§ Exercise requirements
Counting only lines that contain the word "type", state the total for the listing below and nothing else.

[Start of Attachment]

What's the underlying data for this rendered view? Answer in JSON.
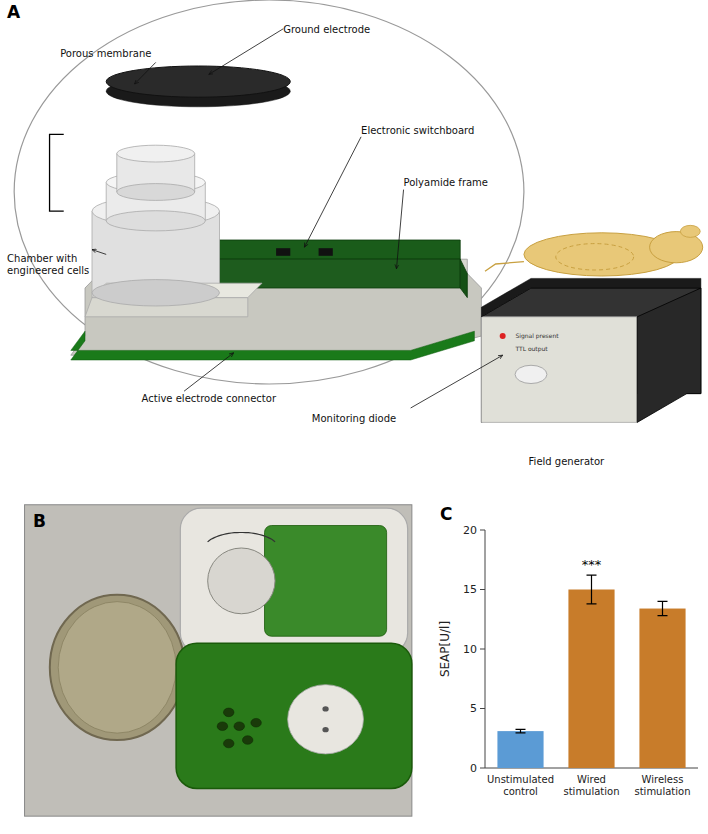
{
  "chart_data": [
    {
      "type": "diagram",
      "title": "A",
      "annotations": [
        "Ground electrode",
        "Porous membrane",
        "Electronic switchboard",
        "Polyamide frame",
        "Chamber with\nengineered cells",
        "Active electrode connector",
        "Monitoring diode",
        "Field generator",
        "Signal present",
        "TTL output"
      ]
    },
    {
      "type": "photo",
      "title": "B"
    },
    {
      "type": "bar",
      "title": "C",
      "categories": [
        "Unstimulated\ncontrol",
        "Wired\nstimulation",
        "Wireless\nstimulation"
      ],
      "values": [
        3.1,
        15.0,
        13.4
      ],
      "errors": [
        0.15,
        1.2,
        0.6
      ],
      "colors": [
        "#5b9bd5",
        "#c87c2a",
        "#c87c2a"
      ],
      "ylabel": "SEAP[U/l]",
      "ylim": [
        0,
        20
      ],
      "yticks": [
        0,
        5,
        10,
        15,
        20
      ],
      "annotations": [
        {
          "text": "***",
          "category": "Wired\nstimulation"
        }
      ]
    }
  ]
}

[End of Attachment]
[Start of Attachment]

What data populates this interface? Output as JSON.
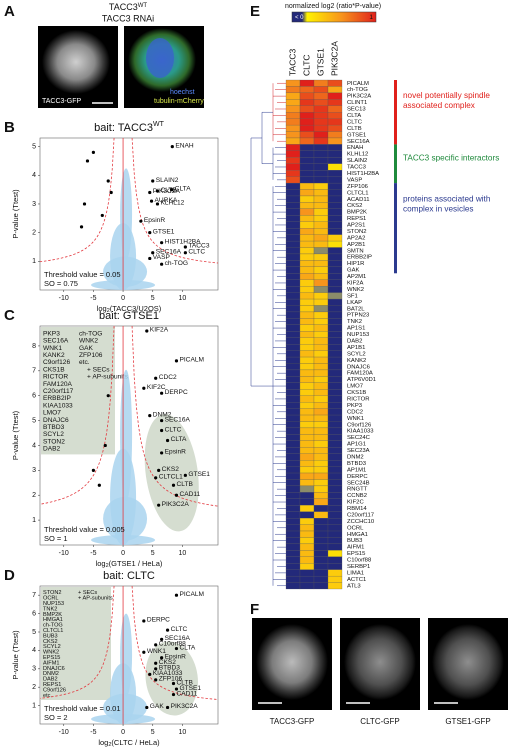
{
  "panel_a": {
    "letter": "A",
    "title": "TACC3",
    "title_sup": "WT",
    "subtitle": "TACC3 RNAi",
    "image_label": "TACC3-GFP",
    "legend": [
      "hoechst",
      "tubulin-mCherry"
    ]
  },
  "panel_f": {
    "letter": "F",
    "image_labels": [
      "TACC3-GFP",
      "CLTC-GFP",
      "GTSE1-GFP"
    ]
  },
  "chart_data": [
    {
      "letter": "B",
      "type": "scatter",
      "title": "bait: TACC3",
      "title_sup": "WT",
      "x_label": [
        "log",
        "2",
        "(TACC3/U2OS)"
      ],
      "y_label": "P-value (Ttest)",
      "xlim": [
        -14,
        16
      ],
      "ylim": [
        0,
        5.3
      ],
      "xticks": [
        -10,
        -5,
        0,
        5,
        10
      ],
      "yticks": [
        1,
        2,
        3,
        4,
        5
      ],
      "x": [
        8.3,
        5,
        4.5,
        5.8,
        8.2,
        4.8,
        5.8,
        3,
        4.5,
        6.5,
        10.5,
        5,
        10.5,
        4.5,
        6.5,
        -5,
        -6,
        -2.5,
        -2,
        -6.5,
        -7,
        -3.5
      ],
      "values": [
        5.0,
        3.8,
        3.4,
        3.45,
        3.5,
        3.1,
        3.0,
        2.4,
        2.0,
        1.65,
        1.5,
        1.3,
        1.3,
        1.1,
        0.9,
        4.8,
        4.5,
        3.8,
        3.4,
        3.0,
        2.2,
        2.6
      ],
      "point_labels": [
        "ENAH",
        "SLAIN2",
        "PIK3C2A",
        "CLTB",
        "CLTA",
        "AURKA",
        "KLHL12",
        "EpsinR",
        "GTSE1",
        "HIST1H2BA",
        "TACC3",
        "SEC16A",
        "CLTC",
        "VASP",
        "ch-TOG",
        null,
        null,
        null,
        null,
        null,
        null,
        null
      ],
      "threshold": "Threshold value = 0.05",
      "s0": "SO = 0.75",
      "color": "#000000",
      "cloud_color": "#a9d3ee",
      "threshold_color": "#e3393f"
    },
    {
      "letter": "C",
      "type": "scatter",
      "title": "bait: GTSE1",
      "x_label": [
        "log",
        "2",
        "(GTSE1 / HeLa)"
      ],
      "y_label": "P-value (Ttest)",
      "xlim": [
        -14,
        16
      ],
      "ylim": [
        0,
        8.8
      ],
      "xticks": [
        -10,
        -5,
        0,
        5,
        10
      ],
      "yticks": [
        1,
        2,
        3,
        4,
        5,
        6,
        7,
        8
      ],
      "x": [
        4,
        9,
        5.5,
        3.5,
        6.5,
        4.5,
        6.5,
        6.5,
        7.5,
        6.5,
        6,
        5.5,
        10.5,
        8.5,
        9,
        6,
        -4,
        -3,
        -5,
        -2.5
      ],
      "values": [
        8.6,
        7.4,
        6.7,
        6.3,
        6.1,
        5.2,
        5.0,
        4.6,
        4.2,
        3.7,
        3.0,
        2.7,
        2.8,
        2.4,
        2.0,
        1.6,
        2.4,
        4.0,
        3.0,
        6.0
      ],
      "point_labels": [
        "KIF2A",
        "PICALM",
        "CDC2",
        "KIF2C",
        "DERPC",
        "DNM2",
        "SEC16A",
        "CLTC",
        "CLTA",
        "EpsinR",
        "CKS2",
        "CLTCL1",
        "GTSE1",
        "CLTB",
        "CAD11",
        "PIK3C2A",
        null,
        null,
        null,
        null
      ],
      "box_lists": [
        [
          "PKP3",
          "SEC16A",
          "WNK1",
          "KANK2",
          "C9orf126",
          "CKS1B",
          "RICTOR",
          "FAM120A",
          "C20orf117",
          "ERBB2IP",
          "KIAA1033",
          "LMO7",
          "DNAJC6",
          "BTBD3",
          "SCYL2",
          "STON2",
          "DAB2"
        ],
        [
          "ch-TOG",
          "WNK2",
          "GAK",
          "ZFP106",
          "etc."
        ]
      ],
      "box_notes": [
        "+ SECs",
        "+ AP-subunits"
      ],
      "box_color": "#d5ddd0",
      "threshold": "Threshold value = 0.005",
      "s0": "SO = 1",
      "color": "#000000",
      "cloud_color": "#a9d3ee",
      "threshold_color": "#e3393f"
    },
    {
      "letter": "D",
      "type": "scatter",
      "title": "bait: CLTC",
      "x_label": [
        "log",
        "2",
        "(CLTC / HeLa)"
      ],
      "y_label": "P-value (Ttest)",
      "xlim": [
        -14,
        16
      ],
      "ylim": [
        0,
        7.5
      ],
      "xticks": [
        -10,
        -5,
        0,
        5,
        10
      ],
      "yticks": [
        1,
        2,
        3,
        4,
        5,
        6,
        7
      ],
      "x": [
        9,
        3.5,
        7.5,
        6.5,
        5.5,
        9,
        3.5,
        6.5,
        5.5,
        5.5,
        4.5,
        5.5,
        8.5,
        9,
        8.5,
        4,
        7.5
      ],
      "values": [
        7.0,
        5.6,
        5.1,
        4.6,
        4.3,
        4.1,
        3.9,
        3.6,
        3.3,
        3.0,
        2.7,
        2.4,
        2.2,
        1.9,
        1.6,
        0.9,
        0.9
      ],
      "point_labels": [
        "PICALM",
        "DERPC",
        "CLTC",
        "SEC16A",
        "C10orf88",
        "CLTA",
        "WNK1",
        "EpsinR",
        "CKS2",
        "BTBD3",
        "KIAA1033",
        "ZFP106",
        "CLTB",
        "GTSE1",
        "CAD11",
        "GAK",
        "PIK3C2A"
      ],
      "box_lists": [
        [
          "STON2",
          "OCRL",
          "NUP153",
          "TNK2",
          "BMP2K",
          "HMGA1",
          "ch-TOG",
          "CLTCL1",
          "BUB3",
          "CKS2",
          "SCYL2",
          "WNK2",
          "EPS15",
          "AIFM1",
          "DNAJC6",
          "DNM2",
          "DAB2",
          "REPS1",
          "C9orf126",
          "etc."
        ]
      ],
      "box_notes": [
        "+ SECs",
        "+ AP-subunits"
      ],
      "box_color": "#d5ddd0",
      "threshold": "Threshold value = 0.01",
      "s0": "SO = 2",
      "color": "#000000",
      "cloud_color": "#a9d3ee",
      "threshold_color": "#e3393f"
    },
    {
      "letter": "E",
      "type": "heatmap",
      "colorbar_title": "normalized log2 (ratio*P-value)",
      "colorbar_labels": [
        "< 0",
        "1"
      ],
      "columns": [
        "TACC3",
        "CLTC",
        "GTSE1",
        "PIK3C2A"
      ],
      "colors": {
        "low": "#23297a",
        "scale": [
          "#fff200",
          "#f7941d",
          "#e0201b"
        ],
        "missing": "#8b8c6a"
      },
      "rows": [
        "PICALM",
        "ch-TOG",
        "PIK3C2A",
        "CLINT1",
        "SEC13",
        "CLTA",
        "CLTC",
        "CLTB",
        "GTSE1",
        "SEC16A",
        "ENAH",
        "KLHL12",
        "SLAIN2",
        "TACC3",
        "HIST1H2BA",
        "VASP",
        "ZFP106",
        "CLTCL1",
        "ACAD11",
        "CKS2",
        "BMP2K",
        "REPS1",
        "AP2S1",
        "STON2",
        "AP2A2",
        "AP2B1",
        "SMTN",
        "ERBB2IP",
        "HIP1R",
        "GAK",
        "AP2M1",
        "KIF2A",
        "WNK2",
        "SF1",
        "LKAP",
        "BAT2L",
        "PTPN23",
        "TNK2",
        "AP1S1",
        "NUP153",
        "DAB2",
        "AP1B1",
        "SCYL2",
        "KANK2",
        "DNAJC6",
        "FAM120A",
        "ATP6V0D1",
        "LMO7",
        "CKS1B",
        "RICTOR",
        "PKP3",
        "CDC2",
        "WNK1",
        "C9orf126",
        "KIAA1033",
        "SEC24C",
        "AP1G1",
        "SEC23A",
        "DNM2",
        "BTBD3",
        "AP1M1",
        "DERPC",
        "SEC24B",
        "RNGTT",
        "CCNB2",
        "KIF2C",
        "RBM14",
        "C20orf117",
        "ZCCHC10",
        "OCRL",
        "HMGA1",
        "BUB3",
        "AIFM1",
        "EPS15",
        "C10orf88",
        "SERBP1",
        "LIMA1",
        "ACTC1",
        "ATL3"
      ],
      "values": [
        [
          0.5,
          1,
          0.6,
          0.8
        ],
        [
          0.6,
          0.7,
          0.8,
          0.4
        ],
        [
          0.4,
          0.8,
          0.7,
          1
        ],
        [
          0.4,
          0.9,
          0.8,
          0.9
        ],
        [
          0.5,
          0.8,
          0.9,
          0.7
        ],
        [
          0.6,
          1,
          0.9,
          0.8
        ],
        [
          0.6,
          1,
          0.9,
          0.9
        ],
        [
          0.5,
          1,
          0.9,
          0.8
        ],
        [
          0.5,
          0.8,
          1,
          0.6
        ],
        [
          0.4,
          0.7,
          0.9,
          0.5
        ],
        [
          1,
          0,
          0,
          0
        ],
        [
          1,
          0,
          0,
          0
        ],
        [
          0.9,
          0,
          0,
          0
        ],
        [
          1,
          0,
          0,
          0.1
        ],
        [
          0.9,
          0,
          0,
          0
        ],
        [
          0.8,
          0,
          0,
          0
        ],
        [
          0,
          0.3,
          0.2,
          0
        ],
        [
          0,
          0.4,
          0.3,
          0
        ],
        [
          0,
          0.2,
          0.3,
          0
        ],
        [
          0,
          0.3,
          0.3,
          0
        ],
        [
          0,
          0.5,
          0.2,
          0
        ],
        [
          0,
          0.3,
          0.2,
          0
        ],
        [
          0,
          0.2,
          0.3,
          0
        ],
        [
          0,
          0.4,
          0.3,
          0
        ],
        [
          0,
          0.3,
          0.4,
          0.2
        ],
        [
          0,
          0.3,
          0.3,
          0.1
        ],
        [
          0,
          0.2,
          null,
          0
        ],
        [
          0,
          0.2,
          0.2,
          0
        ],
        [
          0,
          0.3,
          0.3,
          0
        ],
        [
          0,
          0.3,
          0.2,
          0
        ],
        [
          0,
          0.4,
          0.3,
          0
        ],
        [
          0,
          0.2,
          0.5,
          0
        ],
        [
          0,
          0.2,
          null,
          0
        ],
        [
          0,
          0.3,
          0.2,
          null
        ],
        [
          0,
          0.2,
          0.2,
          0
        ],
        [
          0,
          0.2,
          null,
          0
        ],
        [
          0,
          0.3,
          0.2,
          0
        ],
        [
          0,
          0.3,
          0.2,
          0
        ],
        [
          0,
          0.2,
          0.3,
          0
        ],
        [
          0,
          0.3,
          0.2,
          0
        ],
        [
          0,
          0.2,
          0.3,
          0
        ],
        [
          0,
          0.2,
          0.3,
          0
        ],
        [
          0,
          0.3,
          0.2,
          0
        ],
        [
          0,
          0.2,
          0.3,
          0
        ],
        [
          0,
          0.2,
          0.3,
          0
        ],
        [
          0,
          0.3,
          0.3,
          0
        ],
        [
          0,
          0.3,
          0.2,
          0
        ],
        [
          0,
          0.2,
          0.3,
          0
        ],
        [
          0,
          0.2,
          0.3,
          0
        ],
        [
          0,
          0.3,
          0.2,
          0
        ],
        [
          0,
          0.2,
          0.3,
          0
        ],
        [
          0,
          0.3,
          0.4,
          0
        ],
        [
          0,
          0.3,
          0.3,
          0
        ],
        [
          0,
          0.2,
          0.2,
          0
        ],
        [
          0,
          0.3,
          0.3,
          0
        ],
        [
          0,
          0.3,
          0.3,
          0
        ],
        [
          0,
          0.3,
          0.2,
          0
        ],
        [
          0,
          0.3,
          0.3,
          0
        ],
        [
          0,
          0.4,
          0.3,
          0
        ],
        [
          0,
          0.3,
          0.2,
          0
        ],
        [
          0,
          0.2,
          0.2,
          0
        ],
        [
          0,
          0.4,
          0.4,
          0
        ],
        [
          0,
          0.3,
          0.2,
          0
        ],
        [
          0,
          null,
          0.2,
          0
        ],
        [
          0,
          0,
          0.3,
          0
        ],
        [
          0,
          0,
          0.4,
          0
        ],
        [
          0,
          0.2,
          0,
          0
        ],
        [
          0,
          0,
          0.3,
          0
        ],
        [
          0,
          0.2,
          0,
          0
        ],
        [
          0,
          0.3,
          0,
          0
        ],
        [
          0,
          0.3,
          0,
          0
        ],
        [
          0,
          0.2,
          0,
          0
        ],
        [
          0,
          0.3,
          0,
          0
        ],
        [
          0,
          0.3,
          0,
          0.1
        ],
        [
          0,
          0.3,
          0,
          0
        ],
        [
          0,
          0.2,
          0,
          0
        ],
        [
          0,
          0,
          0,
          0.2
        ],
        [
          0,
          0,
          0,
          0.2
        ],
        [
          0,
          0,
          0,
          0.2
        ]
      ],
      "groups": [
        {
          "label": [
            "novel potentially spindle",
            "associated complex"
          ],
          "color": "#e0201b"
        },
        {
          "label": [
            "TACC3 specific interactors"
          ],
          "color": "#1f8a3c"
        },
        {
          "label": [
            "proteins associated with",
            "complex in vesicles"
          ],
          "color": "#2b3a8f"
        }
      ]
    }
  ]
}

[End of Attachment]

§ Answer to this exercise
7